Repeat each record exactly. Any picture gets left out.

--- Start INPUT RECORDS ---

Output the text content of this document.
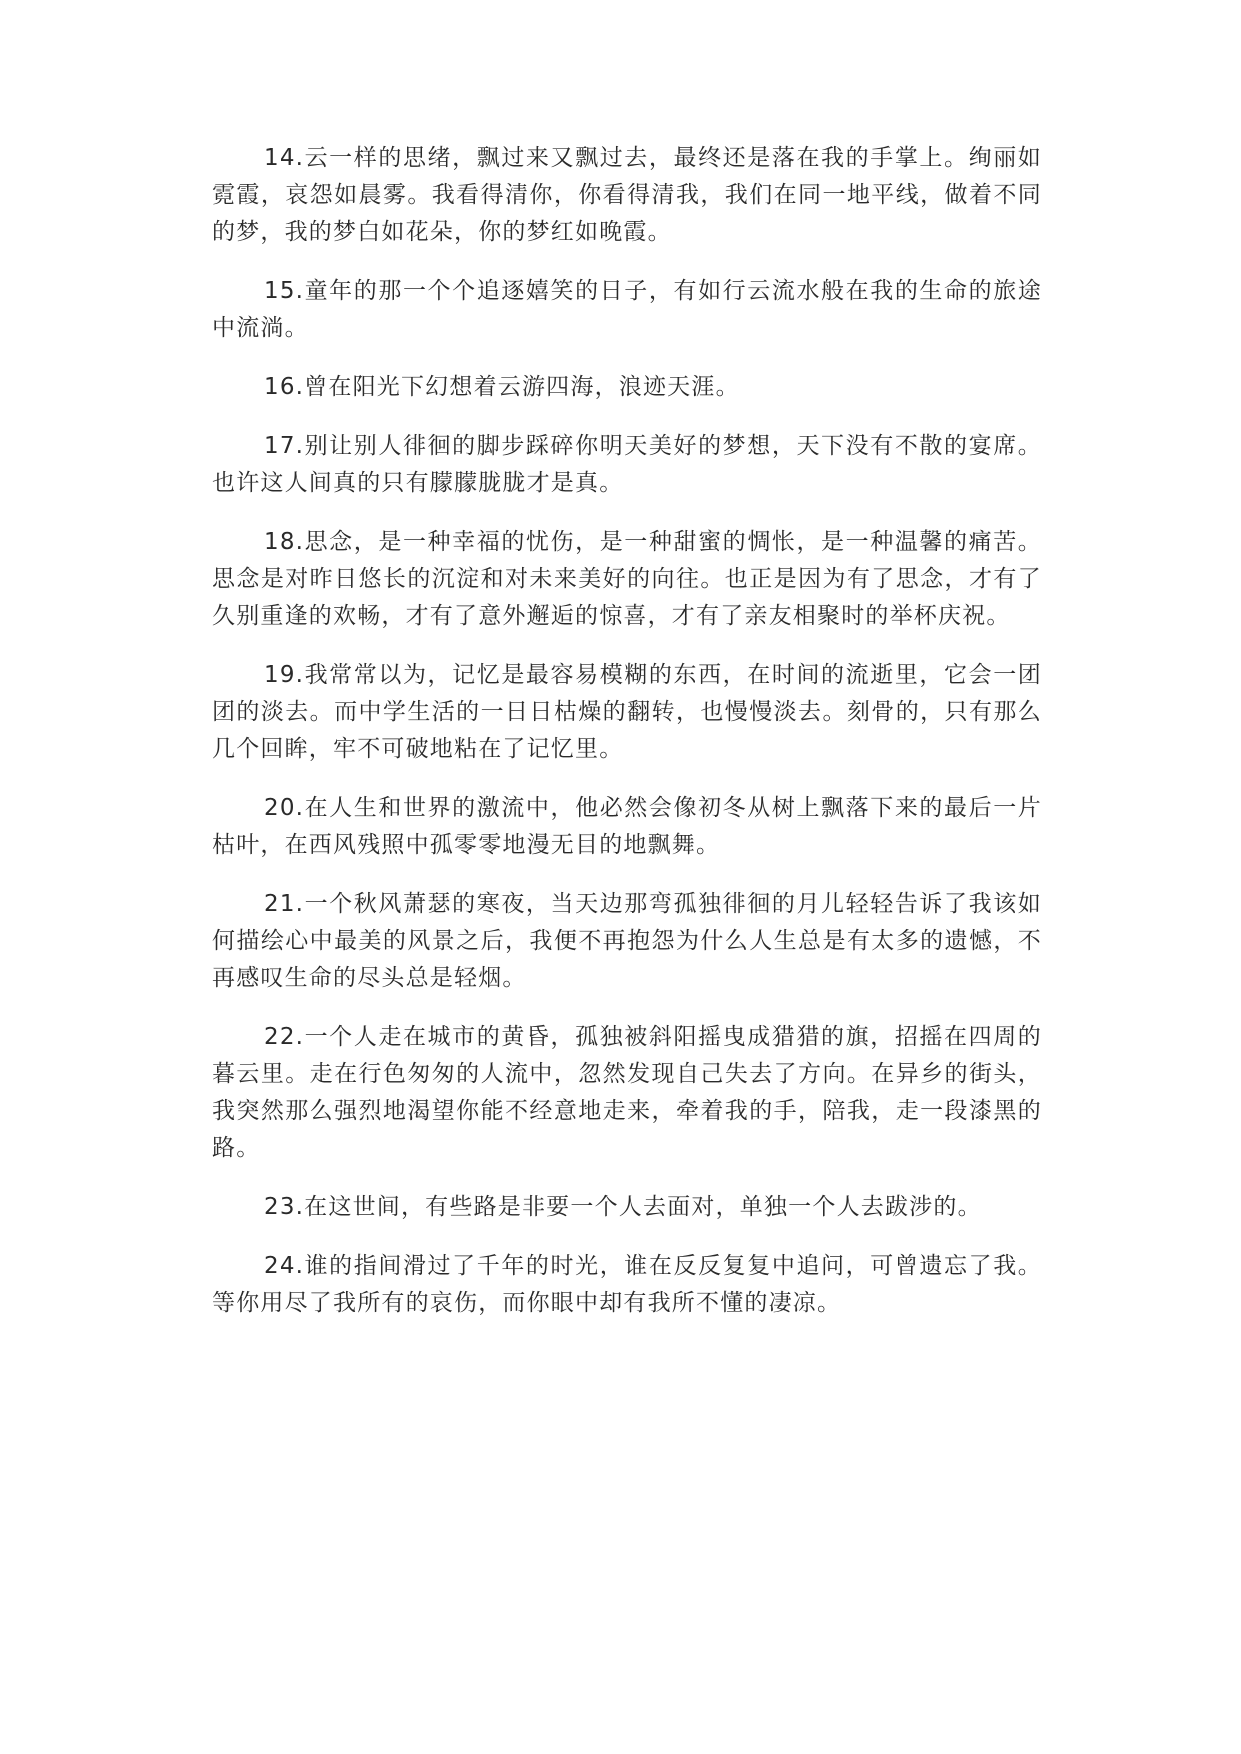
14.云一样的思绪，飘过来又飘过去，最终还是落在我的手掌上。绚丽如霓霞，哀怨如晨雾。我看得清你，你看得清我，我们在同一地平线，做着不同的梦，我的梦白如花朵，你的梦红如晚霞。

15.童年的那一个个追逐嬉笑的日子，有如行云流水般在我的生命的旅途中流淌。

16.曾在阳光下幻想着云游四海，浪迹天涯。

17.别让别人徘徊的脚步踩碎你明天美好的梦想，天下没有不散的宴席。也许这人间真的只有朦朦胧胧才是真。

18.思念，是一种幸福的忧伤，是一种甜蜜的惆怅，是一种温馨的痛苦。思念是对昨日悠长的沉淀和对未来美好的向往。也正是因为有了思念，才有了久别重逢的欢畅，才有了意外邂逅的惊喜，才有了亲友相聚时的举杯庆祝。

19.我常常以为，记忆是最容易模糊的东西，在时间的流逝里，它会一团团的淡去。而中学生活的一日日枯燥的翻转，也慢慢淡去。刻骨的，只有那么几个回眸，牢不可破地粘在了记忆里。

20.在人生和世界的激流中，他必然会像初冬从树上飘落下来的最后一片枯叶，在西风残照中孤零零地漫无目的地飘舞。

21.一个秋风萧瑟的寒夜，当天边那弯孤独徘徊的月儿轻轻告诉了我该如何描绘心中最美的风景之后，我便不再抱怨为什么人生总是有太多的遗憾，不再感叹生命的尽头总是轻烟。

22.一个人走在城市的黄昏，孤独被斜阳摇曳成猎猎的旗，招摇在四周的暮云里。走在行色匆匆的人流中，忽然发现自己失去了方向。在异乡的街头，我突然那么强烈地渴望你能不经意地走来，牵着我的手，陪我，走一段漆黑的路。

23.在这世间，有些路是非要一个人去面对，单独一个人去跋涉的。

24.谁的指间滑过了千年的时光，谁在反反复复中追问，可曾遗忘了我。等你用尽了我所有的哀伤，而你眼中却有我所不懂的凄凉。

--- End INPUT RECORDS ---

__THE ANSWER__.
Output the text content of this document.
14.云一样的思绪，飘过来又飘过去，最终还是落在我的手掌上。绚丽如霓霞，哀怨如晨雾。我看得清你，你看得清我，我们在同一地平线，做着不同的梦，我的梦白如花朵，你的梦红如晚霞。

15.童年的那一个个追逐嬉笑的日子，有如行云流水般在我的生命的旅途中流淌。

16.曾在阳光下幻想着云游四海，浪迹天涯。

17.别让别人徘徊的脚步踩碎你明天美好的梦想，天下没有不散的宴席。也许这人间真的只有朦朦胧胧才是真。

18.思念，是一种幸福的忧伤，是一种甜蜜的惆怅，是一种温馨的痛苦。思念是对昨日悠长的沉淀和对未来美好的向往。也正是因为有了思念，才有了久别重逢的欢畅，才有了意外邂逅的惊喜，才有了亲友相聚时的举杯庆祝。

19.我常常以为，记忆是最容易模糊的东西，在时间的流逝里，它会一团团的淡去。而中学生活的一日日枯燥的翻转，也慢慢淡去。刻骨的，只有那么几个回眸，牢不可破地粘在了记忆里。

20.在人生和世界的激流中，他必然会像初冬从树上飘落下来的最后一片枯叶，在西风残照中孤零零地漫无目的地飘舞。

21.一个秋风萧瑟的寒夜，当天边那弯孤独徘徊的月儿轻轻告诉了我该如何描绘心中最美的风景之后，我便不再抱怨为什么人生总是有太多的遗憾，不再感叹生命的尽头总是轻烟。

22.一个人走在城市的黄昏，孤独被斜阳摇曳成猎猎的旗，招摇在四周的暮云里。走在行色匆匆的人流中，忽然发现自己失去了方向。在异乡的街头，我突然那么强烈地渴望你能不经意地走来，牵着我的手，陪我，走一段漆黑的路。

23.在这世间，有些路是非要一个人去面对，单独一个人去跋涉的。

24.谁的指间滑过了千年的时光，谁在反反复复中追问，可曾遗忘了我。等你用尽了我所有的哀伤，而你眼中却有我所不懂的凄凉。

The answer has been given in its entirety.